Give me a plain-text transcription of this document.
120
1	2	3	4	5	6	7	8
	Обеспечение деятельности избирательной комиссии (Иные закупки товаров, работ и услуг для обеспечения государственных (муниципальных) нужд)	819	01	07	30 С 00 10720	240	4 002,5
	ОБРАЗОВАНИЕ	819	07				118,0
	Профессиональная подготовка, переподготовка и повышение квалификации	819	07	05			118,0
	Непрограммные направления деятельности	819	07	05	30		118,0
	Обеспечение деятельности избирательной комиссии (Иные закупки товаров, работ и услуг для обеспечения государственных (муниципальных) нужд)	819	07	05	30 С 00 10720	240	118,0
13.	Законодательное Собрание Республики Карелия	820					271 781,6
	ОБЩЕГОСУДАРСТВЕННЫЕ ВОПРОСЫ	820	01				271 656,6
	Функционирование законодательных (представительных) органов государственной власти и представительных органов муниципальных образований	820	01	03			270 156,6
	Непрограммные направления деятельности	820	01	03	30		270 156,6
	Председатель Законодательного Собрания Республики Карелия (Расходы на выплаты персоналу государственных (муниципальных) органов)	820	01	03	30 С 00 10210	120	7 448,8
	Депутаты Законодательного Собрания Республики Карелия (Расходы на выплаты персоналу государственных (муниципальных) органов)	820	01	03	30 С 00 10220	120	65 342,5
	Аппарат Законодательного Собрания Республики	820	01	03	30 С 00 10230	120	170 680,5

Prompt:
Would you copy out each line exactly as written?

Correct response:
Give me a plain-text transcription of this document.
120
1	2	3	4	5	6	7	8
	Обеспечение деятельности избирательной комиссии (Иные закупки товаров, работ и услуг для обеспечения государственных (муниципальных) нужд)	819	01	07	30 С 00 10720	240	4 002,5
	ОБРАЗОВАНИЕ	819	07				118,0
	Профессиональная подготовка, переподготовка и повышение квалификации	819	07	05			118,0
	Непрограммные направления деятельности	819	07	05	30		118,0
	Обеспечение деятельности избирательной комиссии (Иные закупки товаров, работ и услуг для обеспечения государственных (муниципальных) нужд)	819	07	05	30 С 00 10720	240	118,0
13.	Законодательное Собрание Республики Карелия	820					271 781,6
	ОБЩЕГОСУДАРСТВЕННЫЕ ВОПРОСЫ	820	01				271 656,6
	Функционирование законодательных (представительных) органов государственной власти и представительных органов муниципальных образований	820	01	03			270 156,6
	Непрограммные направления деятельности	820	01	03	30		270 156,6
	Председатель Законодательного Собрания Республики Карелия (Расходы на выплаты персоналу государственных (муниципальных) органов)	820	01	03	30 С 00 10210	120	7 448,8
	Депутаты Законодательного Собрания Республики Карелия (Расходы на выплаты персоналу государственных (муниципальных) органов)	820	01	03	30 С 00 10220	120	65 342,5
	Аппарат Законодательного Собрания Республики	820	01	03	30 С 00 10230	120	170 680,5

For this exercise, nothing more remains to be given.